[START Data section]
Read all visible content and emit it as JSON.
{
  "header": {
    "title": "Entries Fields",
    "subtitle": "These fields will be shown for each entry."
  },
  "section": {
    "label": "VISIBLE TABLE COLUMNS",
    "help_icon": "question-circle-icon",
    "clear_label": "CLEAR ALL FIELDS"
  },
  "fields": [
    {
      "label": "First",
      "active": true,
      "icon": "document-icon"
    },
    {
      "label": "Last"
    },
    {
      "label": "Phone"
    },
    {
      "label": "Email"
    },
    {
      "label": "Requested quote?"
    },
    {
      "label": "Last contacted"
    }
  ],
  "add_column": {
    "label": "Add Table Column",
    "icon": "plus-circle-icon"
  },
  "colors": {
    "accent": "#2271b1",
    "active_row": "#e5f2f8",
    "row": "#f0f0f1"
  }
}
[END Data section]
Retype the records in full. Keep every line identical to the original.

▸ **Result**:
Read all visible content and emit it as JSON.
{
  "header": {
    "title": "Entries Fields",
    "subtitle": "These fields will be shown for each entry."
  },
  "section": {
    "label": "VISIBLE TABLE COLUMNS",
    "help_icon": "question-circle-icon",
    "clear_label": "CLEAR ALL FIELDS"
  },
  "fields": [
    {
      "label": "First",
      "active": true,
      "icon": "document-icon"
    },
    {
      "label": "Last"
    },
    {
      "label": "Phone"
    },
    {
      "label": "Email"
    },
    {
      "label": "Requested quote?"
    },
    {
      "label": "Last contacted"
    }
  ],
  "add_column": {
    "label": "Add Table Column",
    "icon": "plus-circle-icon"
  },
  "colors": {
    "accent": "#2271b1",
    "active_row": "#e5f2f8",
    "row": "#f0f0f1"
  }
}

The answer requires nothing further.